Extracted data entries
· · · · · · ·
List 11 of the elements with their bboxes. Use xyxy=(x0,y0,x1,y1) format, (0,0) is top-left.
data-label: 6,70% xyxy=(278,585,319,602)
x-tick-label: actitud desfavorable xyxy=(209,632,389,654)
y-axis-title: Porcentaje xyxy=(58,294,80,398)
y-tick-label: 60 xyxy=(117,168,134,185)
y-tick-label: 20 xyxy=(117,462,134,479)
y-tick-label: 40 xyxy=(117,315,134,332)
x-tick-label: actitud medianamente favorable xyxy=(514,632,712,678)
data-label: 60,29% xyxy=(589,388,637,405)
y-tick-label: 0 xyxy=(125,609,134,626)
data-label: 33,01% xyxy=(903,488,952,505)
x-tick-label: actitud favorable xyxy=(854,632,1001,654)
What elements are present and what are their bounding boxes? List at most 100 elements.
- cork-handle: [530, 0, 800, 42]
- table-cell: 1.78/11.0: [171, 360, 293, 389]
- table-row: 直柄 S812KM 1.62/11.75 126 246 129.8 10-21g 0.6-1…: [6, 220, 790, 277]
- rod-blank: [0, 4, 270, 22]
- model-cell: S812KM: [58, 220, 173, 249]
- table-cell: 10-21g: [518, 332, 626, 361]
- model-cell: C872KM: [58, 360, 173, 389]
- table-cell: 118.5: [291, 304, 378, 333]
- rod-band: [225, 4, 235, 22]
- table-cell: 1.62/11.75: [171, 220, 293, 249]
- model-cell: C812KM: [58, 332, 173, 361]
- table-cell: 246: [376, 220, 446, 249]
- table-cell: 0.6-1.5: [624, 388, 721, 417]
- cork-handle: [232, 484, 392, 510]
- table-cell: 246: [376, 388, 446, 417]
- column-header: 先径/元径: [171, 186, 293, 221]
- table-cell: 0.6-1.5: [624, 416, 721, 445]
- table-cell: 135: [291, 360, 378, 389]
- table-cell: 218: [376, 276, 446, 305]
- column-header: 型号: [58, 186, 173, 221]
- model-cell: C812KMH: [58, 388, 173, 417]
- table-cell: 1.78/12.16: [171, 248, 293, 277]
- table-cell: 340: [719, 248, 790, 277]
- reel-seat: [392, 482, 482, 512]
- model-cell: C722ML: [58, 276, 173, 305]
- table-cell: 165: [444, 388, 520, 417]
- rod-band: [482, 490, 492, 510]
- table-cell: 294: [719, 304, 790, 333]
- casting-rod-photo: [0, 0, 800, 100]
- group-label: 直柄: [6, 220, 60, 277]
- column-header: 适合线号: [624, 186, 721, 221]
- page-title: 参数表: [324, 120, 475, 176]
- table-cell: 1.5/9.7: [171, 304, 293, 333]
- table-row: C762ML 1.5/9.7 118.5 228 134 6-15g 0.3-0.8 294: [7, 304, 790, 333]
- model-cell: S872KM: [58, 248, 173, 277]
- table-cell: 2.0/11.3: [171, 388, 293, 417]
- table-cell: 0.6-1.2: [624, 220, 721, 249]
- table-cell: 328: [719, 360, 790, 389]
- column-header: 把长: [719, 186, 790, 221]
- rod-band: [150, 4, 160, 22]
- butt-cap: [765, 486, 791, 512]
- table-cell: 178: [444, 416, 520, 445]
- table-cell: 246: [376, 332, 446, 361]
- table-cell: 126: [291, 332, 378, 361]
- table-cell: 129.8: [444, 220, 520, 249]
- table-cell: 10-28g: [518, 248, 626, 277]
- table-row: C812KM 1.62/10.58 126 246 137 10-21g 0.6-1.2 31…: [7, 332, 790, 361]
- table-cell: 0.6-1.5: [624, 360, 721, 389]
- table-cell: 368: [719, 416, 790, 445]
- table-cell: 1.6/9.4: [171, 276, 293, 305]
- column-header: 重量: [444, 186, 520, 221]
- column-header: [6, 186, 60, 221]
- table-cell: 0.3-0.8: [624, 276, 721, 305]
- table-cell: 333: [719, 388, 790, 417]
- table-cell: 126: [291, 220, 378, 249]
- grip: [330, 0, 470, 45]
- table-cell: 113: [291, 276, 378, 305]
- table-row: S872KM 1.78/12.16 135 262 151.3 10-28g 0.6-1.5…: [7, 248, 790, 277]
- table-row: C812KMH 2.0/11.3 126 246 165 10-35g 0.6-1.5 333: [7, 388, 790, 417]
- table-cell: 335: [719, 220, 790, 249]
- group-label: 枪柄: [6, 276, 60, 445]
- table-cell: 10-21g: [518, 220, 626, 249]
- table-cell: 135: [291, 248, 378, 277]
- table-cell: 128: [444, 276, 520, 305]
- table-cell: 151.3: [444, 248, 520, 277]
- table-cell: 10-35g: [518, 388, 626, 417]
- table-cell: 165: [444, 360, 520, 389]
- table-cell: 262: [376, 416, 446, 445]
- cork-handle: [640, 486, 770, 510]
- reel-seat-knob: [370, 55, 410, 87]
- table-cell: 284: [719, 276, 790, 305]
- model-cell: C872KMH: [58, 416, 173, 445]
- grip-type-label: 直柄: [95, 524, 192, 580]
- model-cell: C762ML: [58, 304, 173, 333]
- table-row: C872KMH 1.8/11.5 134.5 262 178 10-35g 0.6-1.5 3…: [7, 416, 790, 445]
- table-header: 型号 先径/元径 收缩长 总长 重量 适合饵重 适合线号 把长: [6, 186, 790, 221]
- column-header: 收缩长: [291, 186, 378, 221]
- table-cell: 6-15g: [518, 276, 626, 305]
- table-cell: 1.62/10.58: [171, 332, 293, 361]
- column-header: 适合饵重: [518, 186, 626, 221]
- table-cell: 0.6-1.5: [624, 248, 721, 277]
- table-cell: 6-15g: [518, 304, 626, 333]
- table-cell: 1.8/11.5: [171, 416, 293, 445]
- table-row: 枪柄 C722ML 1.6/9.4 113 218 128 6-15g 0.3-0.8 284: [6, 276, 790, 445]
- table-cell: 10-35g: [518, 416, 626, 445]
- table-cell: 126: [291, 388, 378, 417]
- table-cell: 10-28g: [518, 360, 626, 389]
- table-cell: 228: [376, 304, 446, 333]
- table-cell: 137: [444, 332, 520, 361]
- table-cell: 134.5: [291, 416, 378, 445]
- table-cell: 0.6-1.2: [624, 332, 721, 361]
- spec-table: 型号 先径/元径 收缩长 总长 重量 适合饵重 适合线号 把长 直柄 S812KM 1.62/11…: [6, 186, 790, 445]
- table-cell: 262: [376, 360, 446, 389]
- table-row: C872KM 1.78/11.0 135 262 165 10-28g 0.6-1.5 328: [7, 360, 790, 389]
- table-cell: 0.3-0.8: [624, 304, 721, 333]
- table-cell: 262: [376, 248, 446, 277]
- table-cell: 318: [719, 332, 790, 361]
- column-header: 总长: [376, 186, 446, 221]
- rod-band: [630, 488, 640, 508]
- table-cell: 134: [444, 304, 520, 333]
· · · · · · ·
--- What is required ---
Reproduce all of the items with every occurrence of "rod-band" swapped for "wrap-band", keeping everything else the same.

--- Solution ---
List 11 of the elements with their bboxes. Use xyxy=(x0,y0,x1,y1) format, (0,0) is top-left.
data-label: 6,70% xyxy=(278,585,319,602)
x-tick-label: actitud desfavorable xyxy=(209,632,389,654)
y-axis-title: Porcentaje xyxy=(58,294,80,398)
y-tick-label: 60 xyxy=(117,168,134,185)
y-tick-label: 20 xyxy=(117,462,134,479)
y-tick-label: 40 xyxy=(117,315,134,332)
x-tick-label: actitud medianamente favorable xyxy=(514,632,712,678)
data-label: 60,29% xyxy=(589,388,637,405)
y-tick-label: 0 xyxy=(125,609,134,626)
data-label: 33,01% xyxy=(903,488,952,505)
x-tick-label: actitud favorable xyxy=(854,632,1001,654)
What elements are present and what are their bounding boxes? List at most 100 elements.
- cork-handle: [530, 0, 800, 42]
- table-cell: 1.78/11.0: [171, 360, 293, 389]
- table-row: 直柄 S812KM 1.62/11.75 126 246 129.8 10-21g 0.6-1…: [6, 220, 790, 277]
- rod-blank: [0, 4, 270, 22]
- model-cell: S812KM: [58, 220, 173, 249]
- table-cell: 10-21g: [518, 332, 626, 361]
- model-cell: C872KM: [58, 360, 173, 389]
- table-cell: 118.5: [291, 304, 378, 333]
- wrap-band: [225, 4, 235, 22]
- table-cell: 1.62/11.75: [171, 220, 293, 249]
- model-cell: C812KM: [58, 332, 173, 361]
- table-cell: 246: [376, 220, 446, 249]
- table-cell: 0.6-1.5: [624, 388, 721, 417]
- cork-handle: [232, 484, 392, 510]
- table-cell: 246: [376, 388, 446, 417]
- column-header: 先径/元径: [171, 186, 293, 221]
- table-cell: 0.6-1.5: [624, 416, 721, 445]
- table-cell: 135: [291, 360, 378, 389]
- table-cell: 218: [376, 276, 446, 305]
- column-header: 型号: [58, 186, 173, 221]
- model-cell: C812KMH: [58, 388, 173, 417]
- table-cell: 1.78/12.16: [171, 248, 293, 277]
- table-cell: 340: [719, 248, 790, 277]
- reel-seat: [392, 482, 482, 512]
- model-cell: C722ML: [58, 276, 173, 305]
- table-cell: 165: [444, 388, 520, 417]
- wrap-band: [482, 490, 492, 510]
- table-cell: 294: [719, 304, 790, 333]
- casting-rod-photo: [0, 0, 800, 100]
- group-label: 直柄: [6, 220, 60, 277]
- column-header: 适合线号: [624, 186, 721, 221]
- page-title: 参数表: [324, 120, 475, 176]
- table-cell: 1.5/9.7: [171, 304, 293, 333]
- table-row: C762ML 1.5/9.7 118.5 228 134 6-15g 0.3-0.8 294: [7, 304, 790, 333]
- model-cell: S872KM: [58, 248, 173, 277]
- table-cell: 2.0/11.3: [171, 388, 293, 417]
- table-cell: 0.6-1.2: [624, 220, 721, 249]
- table-cell: 328: [719, 360, 790, 389]
- column-header: 把长: [719, 186, 790, 221]
- wrap-band: [150, 4, 160, 22]
- butt-cap: [765, 486, 791, 512]
- table-cell: 178: [444, 416, 520, 445]
- table-cell: 246: [376, 332, 446, 361]
- table-cell: 126: [291, 332, 378, 361]
- table-cell: 129.8: [444, 220, 520, 249]
- table-cell: 10-28g: [518, 248, 626, 277]
- table-row: C812KM 1.62/10.58 126 246 137 10-21g 0.6-1.2 31…: [7, 332, 790, 361]
- table-cell: 0.6-1.5: [624, 360, 721, 389]
- table-cell: 368: [719, 416, 790, 445]
- table-cell: 1.6/9.4: [171, 276, 293, 305]
- column-header: 重量: [444, 186, 520, 221]
- column-header: [6, 186, 60, 221]
- table-cell: 0.3-0.8: [624, 276, 721, 305]
- table-cell: 333: [719, 388, 790, 417]
- table-cell: 126: [291, 220, 378, 249]
- grip: [330, 0, 470, 45]
- table-cell: 113: [291, 276, 378, 305]
- table-row: S872KM 1.78/12.16 135 262 151.3 10-28g 0.6-1.5…: [7, 248, 790, 277]
- table-row: C812KMH 2.0/11.3 126 246 165 10-35g 0.6-1.5 333: [7, 388, 790, 417]
- table-cell: 335: [719, 220, 790, 249]
- group-label: 枪柄: [6, 276, 60, 445]
- table-cell: 10-21g: [518, 220, 626, 249]
- table-cell: 135: [291, 248, 378, 277]
- table-cell: 128: [444, 276, 520, 305]
- table-cell: 151.3: [444, 248, 520, 277]
- table-cell: 10-35g: [518, 388, 626, 417]
- table-cell: 165: [444, 360, 520, 389]
- table-cell: 262: [376, 416, 446, 445]
- cork-handle: [640, 486, 770, 510]
- reel-seat-knob: [370, 55, 410, 87]
- table-cell: 284: [719, 276, 790, 305]
- model-cell: C872KMH: [58, 416, 173, 445]
- grip-type-label: 直柄: [95, 524, 192, 580]
- model-cell: C762ML: [58, 304, 173, 333]
- table-row: C872KMH 1.8/11.5 134.5 262 178 10-35g 0.6-1.5 3…: [7, 416, 790, 445]
- table-header: 型号 先径/元径 收缩长 总长 重量 适合饵重 适合线号 把长: [6, 186, 790, 221]
- column-header: 收缩长: [291, 186, 378, 221]
- table-cell: 6-15g: [518, 276, 626, 305]
- table-cell: 1.62/10.58: [171, 332, 293, 361]
- column-header: 适合饵重: [518, 186, 626, 221]
- table-cell: 0.6-1.5: [624, 248, 721, 277]
- table-cell: 6-15g: [518, 304, 626, 333]
- table-cell: 1.8/11.5: [171, 416, 293, 445]
- table-row: 枪柄 C722ML 1.6/9.4 113 218 128 6-15g 0.3-0.8 284: [6, 276, 790, 445]
- table-cell: 10-35g: [518, 416, 626, 445]
- table-cell: 126: [291, 388, 378, 417]
- table-cell: 10-28g: [518, 360, 626, 389]
- table-cell: 228: [376, 304, 446, 333]
- table-cell: 137: [444, 332, 520, 361]
- table-cell: 134.5: [291, 416, 378, 445]
- table-cell: 0.6-1.2: [624, 332, 721, 361]
- spec-table: 型号 先径/元径 收缩长 总长 重量 适合饵重 适合线号 把长 直柄 S812KM 1.62/11…: [6, 186, 790, 445]
- table-cell: 262: [376, 360, 446, 389]
- table-row: C872KM 1.78/11.0 135 262 165 10-28g 0.6-1.5 328: [7, 360, 790, 389]
- table-cell: 0.3-0.8: [624, 304, 721, 333]
- table-cell: 262: [376, 248, 446, 277]
- table-cell: 318: [719, 332, 790, 361]
- column-header: 总长: [376, 186, 446, 221]
- wrap-band: [630, 488, 640, 508]
- table-cell: 134: [444, 304, 520, 333]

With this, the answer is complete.